_WHAT TO DO_
Copy out each line of the data holding "this".

*****

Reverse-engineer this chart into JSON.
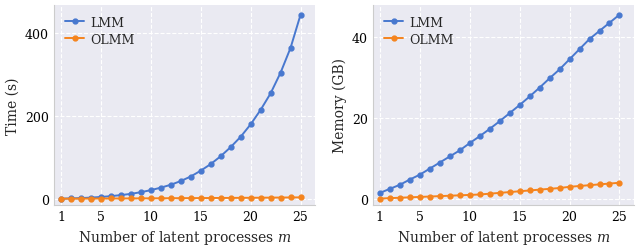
{
  "m_values": [
    1,
    2,
    3,
    4,
    5,
    6,
    7,
    8,
    9,
    10,
    11,
    12,
    13,
    14,
    15,
    16,
    17,
    18,
    19,
    20,
    21,
    22,
    23,
    24,
    25
  ],
  "lmm_time": [
    0.5,
    1.0,
    1.8,
    3.0,
    4.5,
    6.5,
    9.0,
    12.0,
    16.0,
    21.0,
    27.0,
    34.0,
    43.0,
    54.0,
    68.0,
    84.0,
    103.0,
    125.0,
    150.0,
    180.0,
    215.0,
    255.0,
    305.0,
    365.0,
    445.0
  ],
  "olmm_time": [
    0.3,
    0.4,
    0.5,
    0.6,
    0.7,
    0.8,
    0.9,
    1.0,
    1.1,
    1.2,
    1.3,
    1.5,
    1.6,
    1.7,
    1.8,
    2.0,
    2.1,
    2.2,
    2.4,
    2.5,
    2.7,
    2.9,
    3.1,
    3.3,
    3.5
  ],
  "lmm_mem": [
    1.5,
    2.5,
    3.5,
    4.8,
    6.0,
    7.5,
    9.0,
    10.5,
    12.0,
    13.8,
    15.5,
    17.3,
    19.2,
    21.2,
    23.2,
    25.3,
    27.5,
    29.8,
    32.0,
    34.5,
    37.0,
    39.5,
    41.5,
    43.5,
    45.5
  ],
  "olmm_mem": [
    0.1,
    0.2,
    0.3,
    0.4,
    0.5,
    0.6,
    0.7,
    0.8,
    0.9,
    1.0,
    1.1,
    1.3,
    1.5,
    1.7,
    1.9,
    2.1,
    2.3,
    2.5,
    2.7,
    3.0,
    3.2,
    3.4,
    3.6,
    3.8,
    4.0
  ],
  "lmm_color": "#4878cf",
  "olmm_color": "#f5841e",
  "lmm_label": "LMM",
  "olmm_label": "OLMM",
  "time_ylabel": "Time (s)",
  "mem_ylabel": "Memory (GB)",
  "xlabel": "Number of latent processes $m$",
  "time_yticks": [
    0,
    200,
    400
  ],
  "mem_yticks": [
    0,
    20,
    40
  ],
  "xticks": [
    1,
    5,
    10,
    15,
    20,
    25
  ],
  "bg_color": "#eaeaf2",
  "legend_bg": "#eaeaf2",
  "time_ylim": [
    -15,
    470
  ],
  "mem_ylim": [
    -1.5,
    48
  ],
  "xlim": [
    0.3,
    26.5
  ]
}
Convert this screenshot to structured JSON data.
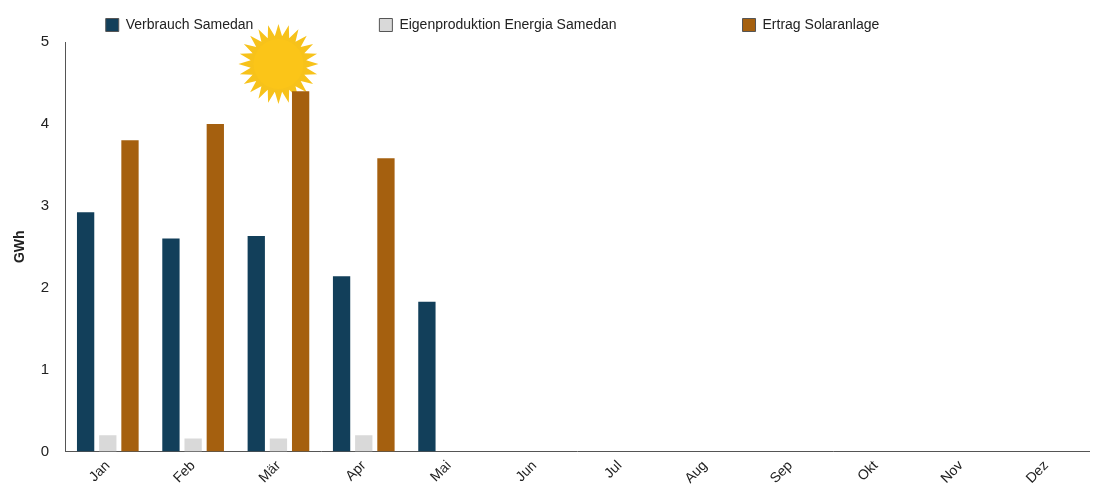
{
  "chart_data": {
    "type": "bar",
    "y_label": "GWh",
    "categories": [
      "Jan",
      "Feb",
      "Mär",
      "Apr",
      "Mai",
      "Jun",
      "Jul",
      "Aug",
      "Sep",
      "Okt",
      "Nov",
      "Dez"
    ],
    "series": [
      {
        "name": "Verbrauch Samedan",
        "color": "#123f5a",
        "values": [
          2.92,
          2.6,
          2.63,
          2.14,
          1.83,
          null,
          null,
          null,
          null,
          null,
          null,
          null
        ]
      },
      {
        "name": "Eigenproduktion Energia Samedan",
        "color": "#d9d9d9",
        "values": [
          0.2,
          0.16,
          0.16,
          0.2,
          null,
          null,
          null,
          null,
          null,
          null,
          null,
          null
        ]
      },
      {
        "name": "Ertrag Solaranlage",
        "color": "#a5600f",
        "values": [
          3.8,
          4.0,
          4.4,
          3.58,
          null,
          null,
          null,
          null,
          null,
          null,
          null,
          null
        ]
      }
    ],
    "ylim": [
      0,
      5
    ],
    "yticks": [
      0,
      1,
      2,
      3,
      4,
      5
    ],
    "grid": false,
    "legend": "top"
  }
}
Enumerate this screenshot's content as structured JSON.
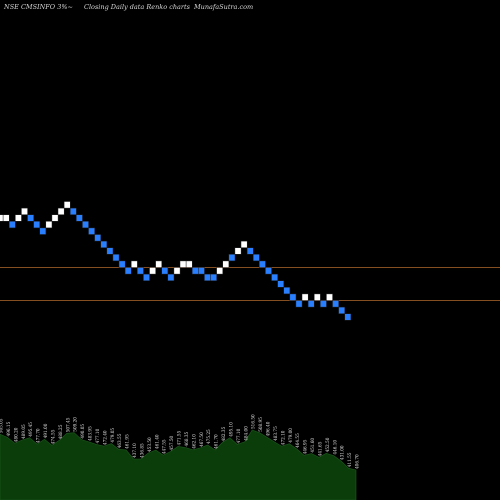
{
  "header": {
    "left": "NSE CMSINFO 3%~",
    "center": "Closing Daily data  Renko  charts",
    "right": "MunafaSutra.com"
  },
  "colors": {
    "background": "#000000",
    "up_brick": "#ffffff",
    "down_brick": "#2a7fff",
    "brick_outline": "#1a1a1a",
    "level_line": "#b36a2e",
    "volume_fill": "#0b3d0b",
    "volume_stroke": "#1e5a1e"
  },
  "chart_data": {
    "type": "renko",
    "bricks": [
      {
        "dir": "up",
        "level": 0
      },
      {
        "dir": "up",
        "level": 0
      },
      {
        "dir": "down",
        "level": -1
      },
      {
        "dir": "up",
        "level": 0
      },
      {
        "dir": "up",
        "level": 1
      },
      {
        "dir": "down",
        "level": 0
      },
      {
        "dir": "down",
        "level": -1
      },
      {
        "dir": "down",
        "level": -2
      },
      {
        "dir": "up",
        "level": -1
      },
      {
        "dir": "up",
        "level": 0
      },
      {
        "dir": "up",
        "level": 1
      },
      {
        "dir": "up",
        "level": 2
      },
      {
        "dir": "down",
        "level": 1
      },
      {
        "dir": "down",
        "level": 0
      },
      {
        "dir": "down",
        "level": -1
      },
      {
        "dir": "down",
        "level": -2
      },
      {
        "dir": "down",
        "level": -3
      },
      {
        "dir": "down",
        "level": -4
      },
      {
        "dir": "down",
        "level": -5
      },
      {
        "dir": "down",
        "level": -6
      },
      {
        "dir": "down",
        "level": -7
      },
      {
        "dir": "down",
        "level": -8
      },
      {
        "dir": "up",
        "level": -7
      },
      {
        "dir": "down",
        "level": -8
      },
      {
        "dir": "down",
        "level": -9
      },
      {
        "dir": "up",
        "level": -8
      },
      {
        "dir": "up",
        "level": -7
      },
      {
        "dir": "down",
        "level": -8
      },
      {
        "dir": "down",
        "level": -9
      },
      {
        "dir": "up",
        "level": -8
      },
      {
        "dir": "up",
        "level": -7
      },
      {
        "dir": "up",
        "level": -7
      },
      {
        "dir": "down",
        "level": -8
      },
      {
        "dir": "down",
        "level": -8
      },
      {
        "dir": "down",
        "level": -9
      },
      {
        "dir": "down",
        "level": -9
      },
      {
        "dir": "up",
        "level": -8
      },
      {
        "dir": "up",
        "level": -7
      },
      {
        "dir": "down",
        "level": -6
      },
      {
        "dir": "up",
        "level": -5
      },
      {
        "dir": "up",
        "level": -4
      },
      {
        "dir": "down",
        "level": -5
      },
      {
        "dir": "down",
        "level": -6
      },
      {
        "dir": "down",
        "level": -7
      },
      {
        "dir": "down",
        "level": -8
      },
      {
        "dir": "down",
        "level": -9
      },
      {
        "dir": "down",
        "level": -10
      },
      {
        "dir": "down",
        "level": -11
      },
      {
        "dir": "down",
        "level": -12
      },
      {
        "dir": "down",
        "level": -13
      },
      {
        "dir": "up",
        "level": -12
      },
      {
        "dir": "down",
        "level": -13
      },
      {
        "dir": "up",
        "level": -12
      },
      {
        "dir": "down",
        "level": -13
      },
      {
        "dir": "up",
        "level": -12
      },
      {
        "dir": "down",
        "level": -13
      },
      {
        "dir": "down",
        "level": -14
      },
      {
        "dir": "down",
        "level": -15
      }
    ],
    "level_lines": [
      -7,
      -12
    ],
    "volume_labels": [
      "505.05",
      "496.15",
      "480.20",
      "489.05",
      "495.45",
      "477.70",
      "491.00",
      "474.55",
      "488.25",
      "507.45",
      "509.20",
      "490.05",
      "483.95",
      "477.10",
      "472.40",
      "479.05",
      "463.55",
      "461.95",
      "437.10",
      "436.85",
      "453.50",
      "461.40",
      "447.55",
      "457.50",
      "471.55",
      "468.35",
      "462.10",
      "467.50",
      "475.25",
      "461.70",
      "482.35",
      "495.10",
      "477.10",
      "484.00",
      "516.50",
      "508.95",
      "496.40",
      "483.75",
      "472.10",
      "479.00",
      "464.55",
      "446.95",
      "451.60",
      "441.65",
      "452.50",
      "446.10",
      "431.00",
      "411.55",
      "406.70"
    ]
  }
}
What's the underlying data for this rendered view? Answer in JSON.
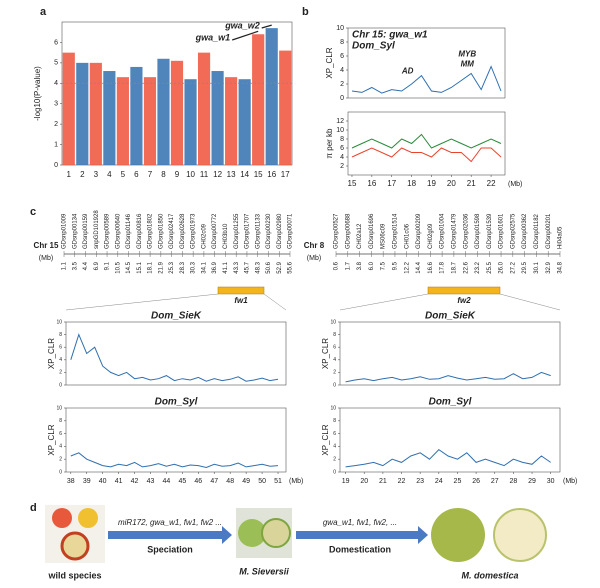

*****

_SOLVED EXERCISE_
Reverse-engineer this chart into JSON.
Convert this screenshot to structured JSON data.
Enumerate this screenshot's content as structured JSON.
What's the underlying data for this rendered view? Answer in JSON.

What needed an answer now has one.